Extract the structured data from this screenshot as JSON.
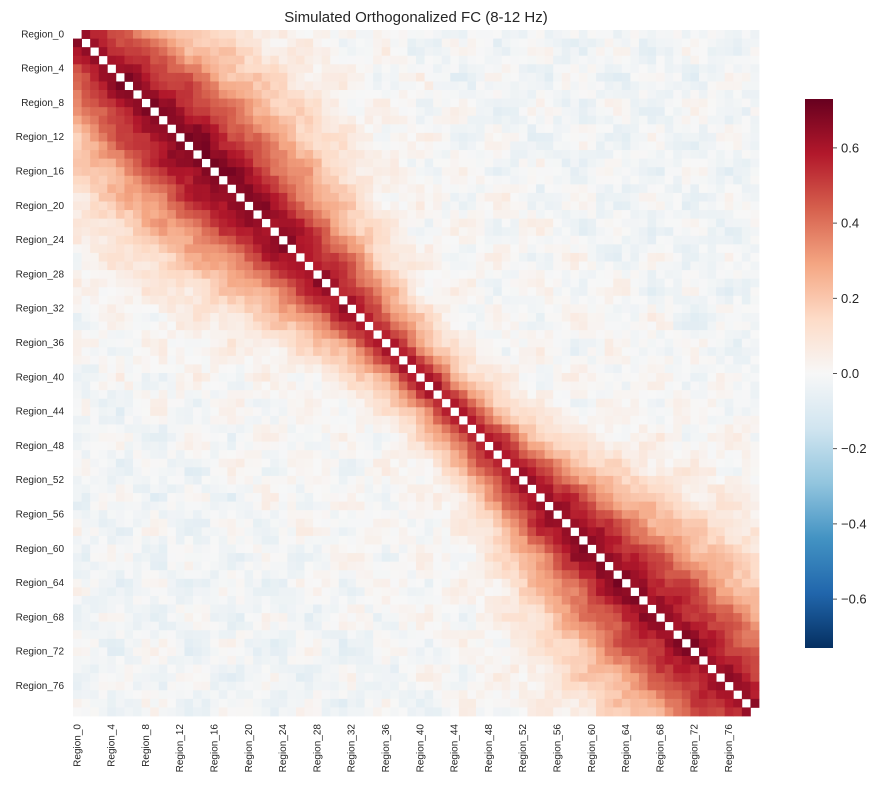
{
  "chart_data": {
    "type": "heatmap",
    "title": "Simulated Orthogonalized FC (8-12 Hz)",
    "xlabel": "",
    "ylabel": "",
    "n_regions": 80,
    "region_prefix": "Region_",
    "tick_labels": [
      "Region_0",
      "Region_4",
      "Region_8",
      "Region_12",
      "Region_16",
      "Region_20",
      "Region_24",
      "Region_28",
      "Region_32",
      "Region_36",
      "Region_40",
      "Region_44",
      "Region_48",
      "Region_52",
      "Region_56",
      "Region_60",
      "Region_64",
      "Region_68",
      "Region_72",
      "Region_76"
    ],
    "tick_step": 4,
    "diagonal": "masked (blank)",
    "colormap": "RdBu_r",
    "colorbar": {
      "vmin": -0.73,
      "vmax": 0.73,
      "ticks": [
        -0.6,
        -0.4,
        -0.2,
        0.0,
        0.2,
        0.4,
        0.6
      ],
      "tick_labels": [
        "−0.6",
        "−0.4",
        "−0.2",
        "0.0",
        "0.2",
        "0.4",
        "0.6"
      ],
      "placement": "right"
    },
    "structure": {
      "description_values": "Correlation decays with index distance |i-j| from the diagonal; near-diagonal values ~0.55-0.72, mid-range ~0.2-0.4, far off-diagonal ~ -0.05 to 0.05",
      "band_peak_near_diagonal": 0.7,
      "far_value_range": [
        -0.06,
        0.06
      ]
    }
  }
}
-- -- --
◆ EXERCISE PROMPT: Repeat every record precisely. Any picture among them stays out of the copy.

◆ ANSWER BELOW:
Extract the structured data from this screenshot as JSON.
{
  "chart_data": {
    "type": "heatmap",
    "title": "Simulated Orthogonalized FC (8-12 Hz)",
    "xlabel": "",
    "ylabel": "",
    "n_regions": 80,
    "region_prefix": "Region_",
    "tick_labels": [
      "Region_0",
      "Region_4",
      "Region_8",
      "Region_12",
      "Region_16",
      "Region_20",
      "Region_24",
      "Region_28",
      "Region_32",
      "Region_36",
      "Region_40",
      "Region_44",
      "Region_48",
      "Region_52",
      "Region_56",
      "Region_60",
      "Region_64",
      "Region_68",
      "Region_72",
      "Region_76"
    ],
    "tick_step": 4,
    "diagonal": "masked (blank)",
    "colormap": "RdBu_r",
    "colorbar": {
      "vmin": -0.73,
      "vmax": 0.73,
      "ticks": [
        -0.6,
        -0.4,
        -0.2,
        0.0,
        0.2,
        0.4,
        0.6
      ],
      "tick_labels": [
        "−0.6",
        "−0.4",
        "−0.2",
        "0.0",
        "0.2",
        "0.4",
        "0.6"
      ],
      "placement": "right"
    },
    "structure": {
      "description_values": "Correlation decays with index distance |i-j| from the diagonal; near-diagonal values ~0.55-0.72, mid-range ~0.2-0.4, far off-diagonal ~ -0.05 to 0.05",
      "band_peak_near_diagonal": 0.7,
      "far_value_range": [
        -0.06,
        0.06
      ]
    }
  }
}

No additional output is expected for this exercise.